● SUPPLIED MATERIAL

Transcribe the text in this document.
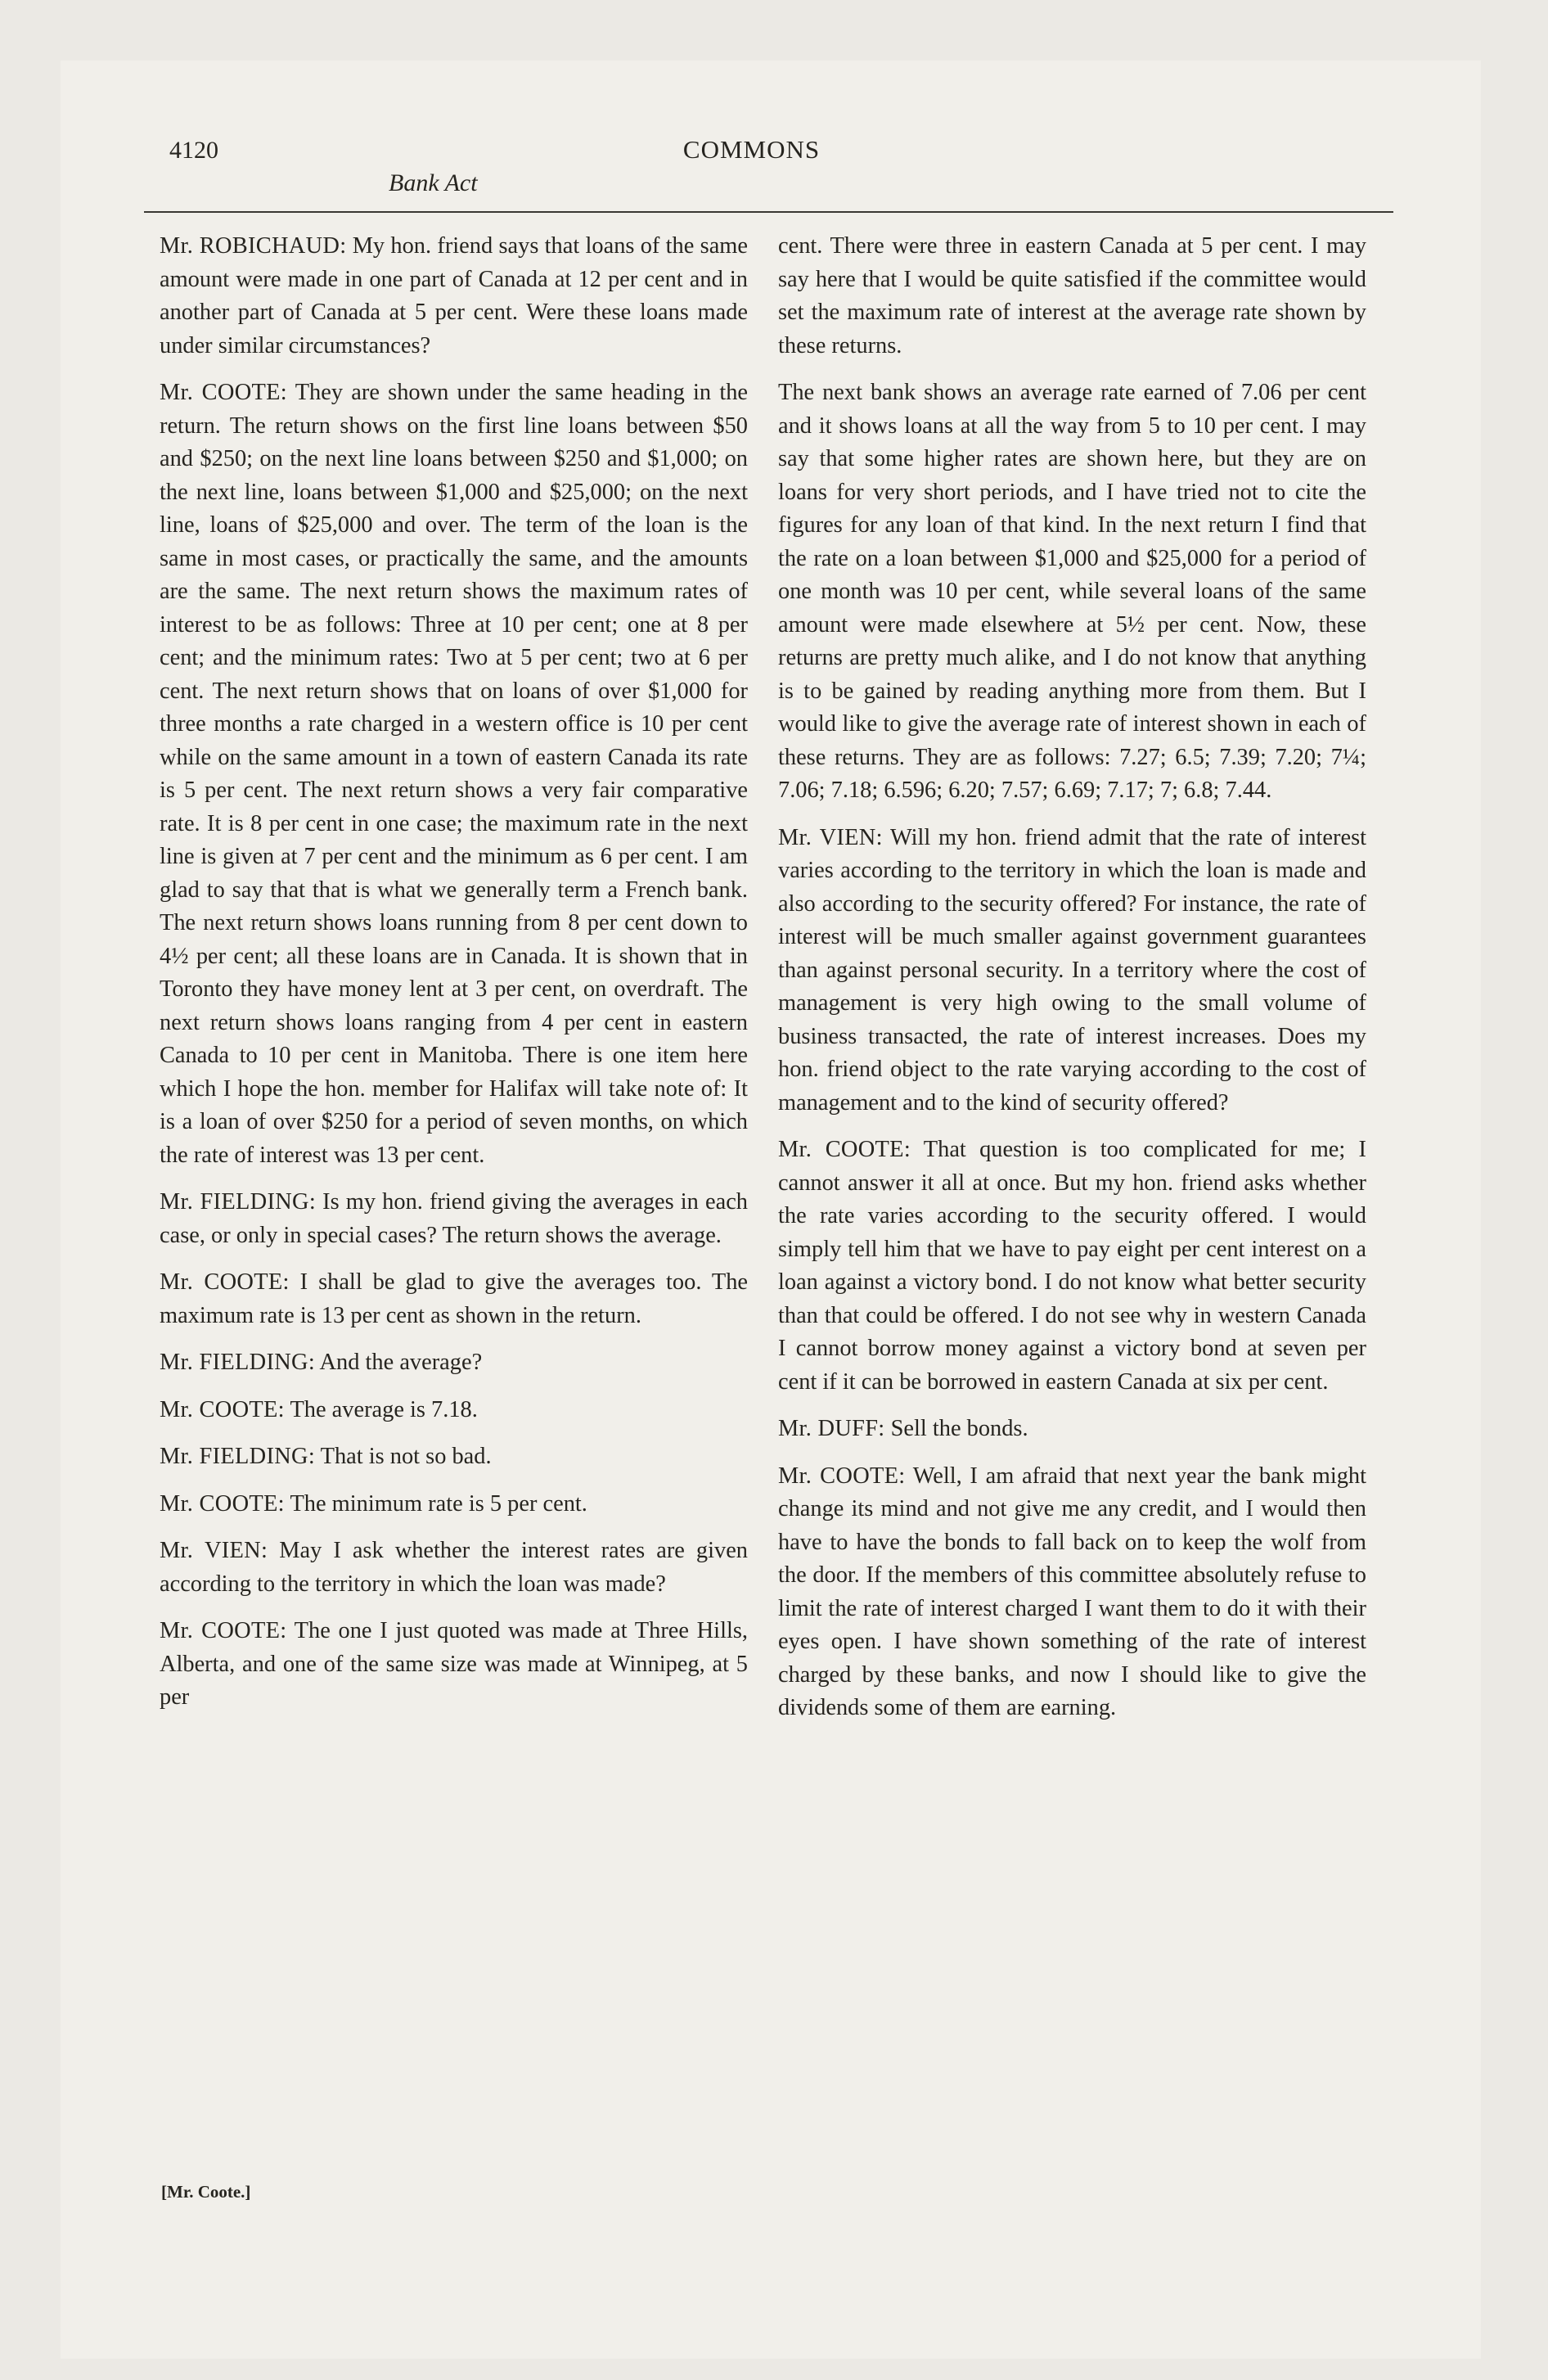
4120	COMMONS
Bank Act

Mr. ROBICHAUD: My hon. friend says that loans of the same amount were made in one part of Canada at 12 per cent and in another part of Canada at 5 per cent. Were these loans made under similar circumstances?

Mr. COOTE: They are shown under the same heading in the return. The return shows on the first line loans between $50 and $250; on the next line loans between $250 and $1,000; on the next line, loans between $1,000 and $25,000; on the next line, loans of $25,000 and over. The term of the loan is the same in most cases, or practically the same, and the amounts are the same. The next return shows the maximum rates of interest to be as follows: Three at 10 per cent; one at 8 per cent; and the minimum rates: Two at 5 per cent; two at 6 per cent. The next return shows that on loans of over $1,000 for three months a rate charged in a western office is 10 per cent while on the same amount in a town of eastern Canada its rate is 5 per cent. The next return shows a very fair comparative rate. It is 8 per cent in one case; the maximum rate in the next line is given at 7 per cent and the minimum as 6 per cent. I am glad to say that that is what we generally term a French bank. The next return shows loans running from 8 per cent down to 4½ per cent; all these loans are in Canada. It is shown that in Toronto they have money lent at 3 per cent, on overdraft. The next return shows loans ranging from 4 per cent in eastern Canada to 10 per cent in Manitoba. There is one item here which I hope the hon. member for Halifax will take note of: It is a loan of over $250 for a period of seven months, on which the rate of interest was 13 per cent.

Mr. FIELDING: Is my hon. friend giving the averages in each case, or only in special cases? The return shows the average.

Mr. COOTE: I shall be glad to give the averages too. The maximum rate is 13 per cent as shown in the return.

Mr. FIELDING: And the average?

Mr. COOTE: The average is 7.18.

Mr. FIELDING: That is not so bad.

Mr. COOTE: The minimum rate is 5 per cent.

Mr. VIEN: May I ask whether the interest rates are given according to the territory in which the loan was made?

Mr. COOTE: The one I just quoted was made at Three Hills, Alberta, and one of the same size was made at Winnipeg, at 5 per

cent. There were three in eastern Canada at 5 per cent. I may say here that I would be quite satisfied if the committee would set the maximum rate of interest at the average rate shown by these returns.

The next bank shows an average rate earned of 7.06 per cent and it shows loans at all the way from 5 to 10 per cent. I may say that some higher rates are shown here, but they are on loans for very short periods, and I have tried not to cite the figures for any loan of that kind. In the next return I find that the rate on a loan between $1,000 and $25,000 for a period of one month was 10 per cent, while several loans of the same amount were made elsewhere at 5½ per cent. Now, these returns are pretty much alike, and I do not know that anything is to be gained by reading anything more from them. But I would like to give the average rate of interest shown in each of these returns. They are as follows: 7.27; 6.5; 7.39; 7.20; 7¼; 7.06; 7.18; 6.596; 6.20; 7.57; 6.69; 7.17; 7; 6.8; 7.44.

Mr. VIEN: Will my hon. friend admit that the rate of interest varies according to the territory in which the loan is made and also according to the security offered? For instance, the rate of interest will be much smaller against government guarantees than against personal security. In a territory where the cost of management is very high owing to the small volume of business transacted, the rate of interest increases. Does my hon. friend object to the rate varying according to the cost of management and to the kind of security offered?

Mr. COOTE: That question is too complicated for me; I cannot answer it all at once. But my hon. friend asks whether the rate varies according to the security offered. I would simply tell him that we have to pay eight per cent interest on a loan against a victory bond. I do not know what better security than that could be offered. I do not see why in western Canada I cannot borrow money against a victory bond at seven per cent if it can be borrowed in eastern Canada at six per cent.

Mr. DUFF: Sell the bonds.

Mr. COOTE: Well, I am afraid that next year the bank might change its mind and not give me any credit, and I would then have to have the bonds to fall back on to keep the wolf from the door. If the members of this committee absolutely refuse to limit the rate of interest charged I want them to do it with their eyes open. I have shown something of the rate of interest charged by these banks, and now I should like to give the dividends some of them are earning.

[Mr. Coote.]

● WHAT IS BEING ASKED
Could you reproduce every record above exactly, leaving out the pictures?

● SOLVED EXERCISE
Transcribe the text in this document.
4120	COMMONS
Bank Act

Mr. ROBICHAUD: My hon. friend says that loans of the same amount were made in one part of Canada at 12 per cent and in another part of Canada at 5 per cent. Were these loans made under similar circumstances?

Mr. COOTE: They are shown under the same heading in the return. The return shows on the first line loans between $50 and $250; on the next line loans between $250 and $1,000; on the next line, loans between $1,000 and $25,000; on the next line, loans of $25,000 and over. The term of the loan is the same in most cases, or practically the same, and the amounts are the same. The next return shows the maximum rates of interest to be as follows: Three at 10 per cent; one at 8 per cent; and the minimum rates: Two at 5 per cent; two at 6 per cent. The next return shows that on loans of over $1,000 for three months a rate charged in a western office is 10 per cent while on the same amount in a town of eastern Canada its rate is 5 per cent. The next return shows a very fair comparative rate. It is 8 per cent in one case; the maximum rate in the next line is given at 7 per cent and the minimum as 6 per cent. I am glad to say that that is what we generally term a French bank. The next return shows loans running from 8 per cent down to 4½ per cent; all these loans are in Canada. It is shown that in Toronto they have money lent at 3 per cent, on overdraft. The next return shows loans ranging from 4 per cent in eastern Canada to 10 per cent in Manitoba. There is one item here which I hope the hon. member for Halifax will take note of: It is a loan of over $250 for a period of seven months, on which the rate of interest was 13 per cent.

Mr. FIELDING: Is my hon. friend giving the averages in each case, or only in special cases? The return shows the average.

Mr. COOTE: I shall be glad to give the averages too. The maximum rate is 13 per cent as shown in the return.

Mr. FIELDING: And the average?

Mr. COOTE: The average is 7.18.

Mr. FIELDING: That is not so bad.

Mr. COOTE: The minimum rate is 5 per cent.

Mr. VIEN: May I ask whether the interest rates are given according to the territory in which the loan was made?

Mr. COOTE: The one I just quoted was made at Three Hills, Alberta, and one of the same size was made at Winnipeg, at 5 per

cent. There were three in eastern Canada at 5 per cent. I may say here that I would be quite satisfied if the committee would set the maximum rate of interest at the average rate shown by these returns.

The next bank shows an average rate earned of 7.06 per cent and it shows loans at all the way from 5 to 10 per cent. I may say that some higher rates are shown here, but they are on loans for very short periods, and I have tried not to cite the figures for any loan of that kind. In the next return I find that the rate on a loan between $1,000 and $25,000 for a period of one month was 10 per cent, while several loans of the same amount were made elsewhere at 5½ per cent. Now, these returns are pretty much alike, and I do not know that anything is to be gained by reading anything more from them. But I would like to give the average rate of interest shown in each of these returns. They are as follows: 7.27; 6.5; 7.39; 7.20; 7¼; 7.06; 7.18; 6.596; 6.20; 7.57; 6.69; 7.17; 7; 6.8; 7.44.

Mr. VIEN: Will my hon. friend admit that the rate of interest varies according to the territory in which the loan is made and also according to the security offered? For instance, the rate of interest will be much smaller against government guarantees than against personal security. In a territory where the cost of management is very high owing to the small volume of business transacted, the rate of interest increases. Does my hon. friend object to the rate varying according to the cost of management and to the kind of security offered?

Mr. COOTE: That question is too complicated for me; I cannot answer it all at once. But my hon. friend asks whether the rate varies according to the security offered. I would simply tell him that we have to pay eight per cent interest on a loan against a victory bond. I do not know what better security than that could be offered. I do not see why in western Canada I cannot borrow money against a victory bond at seven per cent if it can be borrowed in eastern Canada at six per cent.

Mr. DUFF: Sell the bonds.

Mr. COOTE: Well, I am afraid that next year the bank might change its mind and not give me any credit, and I would then have to have the bonds to fall back on to keep the wolf from the door. If the members of this committee absolutely refuse to limit the rate of interest charged I want them to do it with their eyes open. I have shown something of the rate of interest charged by these banks, and now I should like to give the dividends some of them are earning.

[Mr. Coote.]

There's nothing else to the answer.